### Problem
Turn each line of the entries below into a JSON list of strings, one string per line, with blank lines and pictures left out.
□ □ □
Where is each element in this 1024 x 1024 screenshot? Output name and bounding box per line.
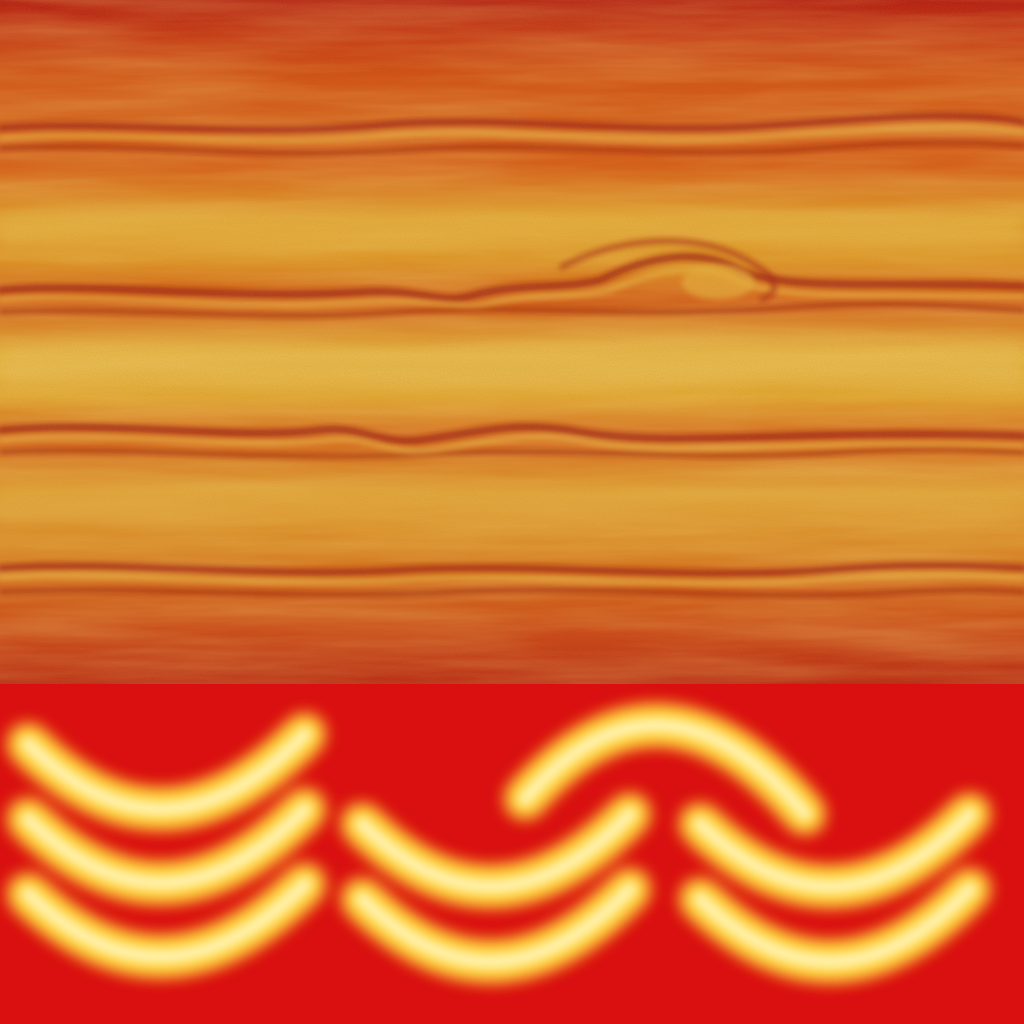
- arc-core-5: [693, 807, 977, 894]
- arc-core-4: [355, 882, 637, 969]
- arc-core-2: [21, 877, 312, 964]
- arc-panel: [0, 684, 1024, 1024]
- arc-core-3: [355, 807, 637, 894]
- arc-core-1: [21, 802, 312, 891]
- glowing-arcs: [0, 684, 1024, 1024]
- arc-core-6: [693, 882, 977, 969]
- arc-core-0: [21, 727, 312, 817]
- banded-texture: [0, 0, 1024, 684]
- band-grain: [0, 0, 1024, 684]
- banded-texture-panel: [0, 0, 1024, 684]
- arc-core-layer: [21, 718, 977, 969]
- arc-core-7: [518, 718, 812, 821]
□ □ □
### Task answer
[
  "Where is each element in this 1024 x 1024 screenshot? Output name and bounding box per line.",
  "- arc-core-5: [693, 807, 977, 894]",
  "- arc-core-4: [355, 882, 637, 969]",
  "- arc-core-2: [21, 877, 312, 964]",
  "- arc-panel: [0, 684, 1024, 1024]",
  "- arc-core-3: [355, 807, 637, 894]",
  "- arc-core-1: [21, 802, 312, 891]",
  "- glowing-arcs: [0, 684, 1024, 1024]",
  "- arc-core-6: [693, 882, 977, 969]",
  "- arc-core-0: [21, 727, 312, 817]",
  "- banded-texture: [0, 0, 1024, 684]",
  "- band-grain: [0, 0, 1024, 684]",
  "- banded-texture-panel: [0, 0, 1024, 684]",
  "- arc-core-layer: [21, 718, 977, 969]",
  "- arc-core-7: [518, 718, 812, 821]"
]